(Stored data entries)
-- Start --
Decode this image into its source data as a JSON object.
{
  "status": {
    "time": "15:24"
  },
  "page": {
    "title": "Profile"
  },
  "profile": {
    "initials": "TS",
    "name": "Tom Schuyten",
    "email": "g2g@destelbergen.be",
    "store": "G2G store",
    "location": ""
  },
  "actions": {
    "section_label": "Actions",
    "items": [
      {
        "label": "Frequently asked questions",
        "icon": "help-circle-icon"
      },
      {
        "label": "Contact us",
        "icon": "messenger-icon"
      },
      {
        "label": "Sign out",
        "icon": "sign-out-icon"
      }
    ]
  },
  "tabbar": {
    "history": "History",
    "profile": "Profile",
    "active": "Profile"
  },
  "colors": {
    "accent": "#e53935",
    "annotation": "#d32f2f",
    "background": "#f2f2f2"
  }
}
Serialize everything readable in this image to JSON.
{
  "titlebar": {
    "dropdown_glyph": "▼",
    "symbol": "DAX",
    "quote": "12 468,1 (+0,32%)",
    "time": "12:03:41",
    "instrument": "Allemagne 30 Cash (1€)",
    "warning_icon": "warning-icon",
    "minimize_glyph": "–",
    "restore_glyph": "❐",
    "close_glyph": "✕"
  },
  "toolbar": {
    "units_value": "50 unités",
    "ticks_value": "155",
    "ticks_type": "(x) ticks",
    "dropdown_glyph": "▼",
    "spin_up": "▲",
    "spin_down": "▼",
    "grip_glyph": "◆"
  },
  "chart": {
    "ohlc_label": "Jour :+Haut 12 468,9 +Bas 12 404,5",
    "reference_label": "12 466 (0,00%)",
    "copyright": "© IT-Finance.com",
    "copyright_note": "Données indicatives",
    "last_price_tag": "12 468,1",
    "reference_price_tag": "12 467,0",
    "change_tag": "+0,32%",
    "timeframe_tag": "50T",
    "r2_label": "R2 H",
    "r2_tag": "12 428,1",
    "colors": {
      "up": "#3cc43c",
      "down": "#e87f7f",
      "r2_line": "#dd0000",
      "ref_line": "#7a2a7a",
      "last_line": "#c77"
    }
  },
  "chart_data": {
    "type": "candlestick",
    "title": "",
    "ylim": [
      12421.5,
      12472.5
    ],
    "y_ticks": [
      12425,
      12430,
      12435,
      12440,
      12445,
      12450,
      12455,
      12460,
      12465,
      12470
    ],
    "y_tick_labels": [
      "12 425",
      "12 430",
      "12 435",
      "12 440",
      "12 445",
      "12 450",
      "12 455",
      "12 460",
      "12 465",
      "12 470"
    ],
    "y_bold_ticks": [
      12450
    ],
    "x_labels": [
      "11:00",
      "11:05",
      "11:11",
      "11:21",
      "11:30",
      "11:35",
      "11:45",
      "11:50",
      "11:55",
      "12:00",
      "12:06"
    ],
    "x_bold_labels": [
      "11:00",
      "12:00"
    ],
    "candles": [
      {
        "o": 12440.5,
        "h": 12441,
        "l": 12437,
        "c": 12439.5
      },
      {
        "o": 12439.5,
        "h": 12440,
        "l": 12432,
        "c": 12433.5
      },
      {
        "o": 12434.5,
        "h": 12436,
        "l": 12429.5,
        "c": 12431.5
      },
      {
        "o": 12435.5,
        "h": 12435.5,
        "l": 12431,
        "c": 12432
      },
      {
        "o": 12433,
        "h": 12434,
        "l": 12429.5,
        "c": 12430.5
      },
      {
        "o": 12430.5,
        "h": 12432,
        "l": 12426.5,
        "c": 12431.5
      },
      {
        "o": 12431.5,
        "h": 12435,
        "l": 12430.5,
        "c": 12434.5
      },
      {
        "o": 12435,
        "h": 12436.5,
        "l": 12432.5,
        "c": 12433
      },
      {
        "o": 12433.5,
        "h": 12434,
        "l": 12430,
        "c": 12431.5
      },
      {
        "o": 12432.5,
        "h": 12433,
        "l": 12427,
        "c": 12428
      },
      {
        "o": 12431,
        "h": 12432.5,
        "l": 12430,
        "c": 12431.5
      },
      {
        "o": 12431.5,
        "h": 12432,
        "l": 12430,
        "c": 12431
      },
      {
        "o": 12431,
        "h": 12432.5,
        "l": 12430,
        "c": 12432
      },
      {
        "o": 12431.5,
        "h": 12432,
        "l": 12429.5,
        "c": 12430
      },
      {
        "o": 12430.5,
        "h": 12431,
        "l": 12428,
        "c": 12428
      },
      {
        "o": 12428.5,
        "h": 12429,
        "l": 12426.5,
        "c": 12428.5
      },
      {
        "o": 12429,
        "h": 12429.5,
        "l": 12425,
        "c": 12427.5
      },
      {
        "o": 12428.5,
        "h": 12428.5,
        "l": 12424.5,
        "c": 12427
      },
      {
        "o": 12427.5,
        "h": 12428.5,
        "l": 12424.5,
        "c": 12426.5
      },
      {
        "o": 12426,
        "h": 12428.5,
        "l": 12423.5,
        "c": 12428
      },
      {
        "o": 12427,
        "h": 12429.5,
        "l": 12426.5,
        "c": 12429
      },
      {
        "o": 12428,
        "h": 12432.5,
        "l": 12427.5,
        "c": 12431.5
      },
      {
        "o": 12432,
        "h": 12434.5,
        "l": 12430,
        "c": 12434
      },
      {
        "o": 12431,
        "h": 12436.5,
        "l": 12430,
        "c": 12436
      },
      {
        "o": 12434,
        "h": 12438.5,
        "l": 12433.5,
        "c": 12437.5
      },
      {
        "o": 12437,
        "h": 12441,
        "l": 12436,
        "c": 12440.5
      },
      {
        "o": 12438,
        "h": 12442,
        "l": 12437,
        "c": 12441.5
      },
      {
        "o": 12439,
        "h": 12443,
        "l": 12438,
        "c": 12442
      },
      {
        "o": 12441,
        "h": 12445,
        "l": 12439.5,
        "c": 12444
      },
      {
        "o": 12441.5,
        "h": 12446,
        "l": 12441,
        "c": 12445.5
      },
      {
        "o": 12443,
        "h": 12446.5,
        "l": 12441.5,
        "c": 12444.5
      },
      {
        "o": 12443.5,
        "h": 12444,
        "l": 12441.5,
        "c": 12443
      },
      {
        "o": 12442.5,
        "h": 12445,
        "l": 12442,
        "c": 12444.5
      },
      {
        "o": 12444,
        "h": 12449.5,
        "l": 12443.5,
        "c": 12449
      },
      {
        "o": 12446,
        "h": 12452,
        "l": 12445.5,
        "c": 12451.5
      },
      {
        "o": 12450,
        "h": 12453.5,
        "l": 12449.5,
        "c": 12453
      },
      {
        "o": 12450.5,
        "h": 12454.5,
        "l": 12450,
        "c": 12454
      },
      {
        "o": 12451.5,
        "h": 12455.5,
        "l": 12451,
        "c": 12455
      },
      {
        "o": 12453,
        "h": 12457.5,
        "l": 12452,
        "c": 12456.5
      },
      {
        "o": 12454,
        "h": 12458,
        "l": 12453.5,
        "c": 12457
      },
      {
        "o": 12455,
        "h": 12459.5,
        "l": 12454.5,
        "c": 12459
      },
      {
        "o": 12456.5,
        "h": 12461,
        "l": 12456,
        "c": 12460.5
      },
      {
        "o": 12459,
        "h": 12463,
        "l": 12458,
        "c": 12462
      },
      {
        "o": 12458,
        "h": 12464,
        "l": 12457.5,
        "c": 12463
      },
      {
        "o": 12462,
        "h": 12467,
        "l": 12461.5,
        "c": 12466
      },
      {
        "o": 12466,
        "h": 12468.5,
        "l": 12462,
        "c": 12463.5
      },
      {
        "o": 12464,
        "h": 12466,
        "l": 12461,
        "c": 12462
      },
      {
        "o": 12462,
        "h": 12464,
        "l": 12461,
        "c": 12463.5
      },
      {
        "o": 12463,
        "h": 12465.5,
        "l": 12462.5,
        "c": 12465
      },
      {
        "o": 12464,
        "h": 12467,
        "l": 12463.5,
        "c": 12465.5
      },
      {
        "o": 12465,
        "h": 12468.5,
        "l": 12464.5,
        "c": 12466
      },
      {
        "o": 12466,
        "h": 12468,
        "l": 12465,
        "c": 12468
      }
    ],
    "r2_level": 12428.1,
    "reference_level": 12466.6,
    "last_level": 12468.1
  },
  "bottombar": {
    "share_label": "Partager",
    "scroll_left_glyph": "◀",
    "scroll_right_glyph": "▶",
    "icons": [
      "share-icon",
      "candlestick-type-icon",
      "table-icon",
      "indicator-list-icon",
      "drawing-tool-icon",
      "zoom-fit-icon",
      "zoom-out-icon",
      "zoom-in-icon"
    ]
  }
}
-- End --
> **What the task asks**
In the listing above, find each line with the word "image" and copy it.

> **The response**
Decode this image into its source data as a JSON object.
Serialize everything readable in this image to JSON.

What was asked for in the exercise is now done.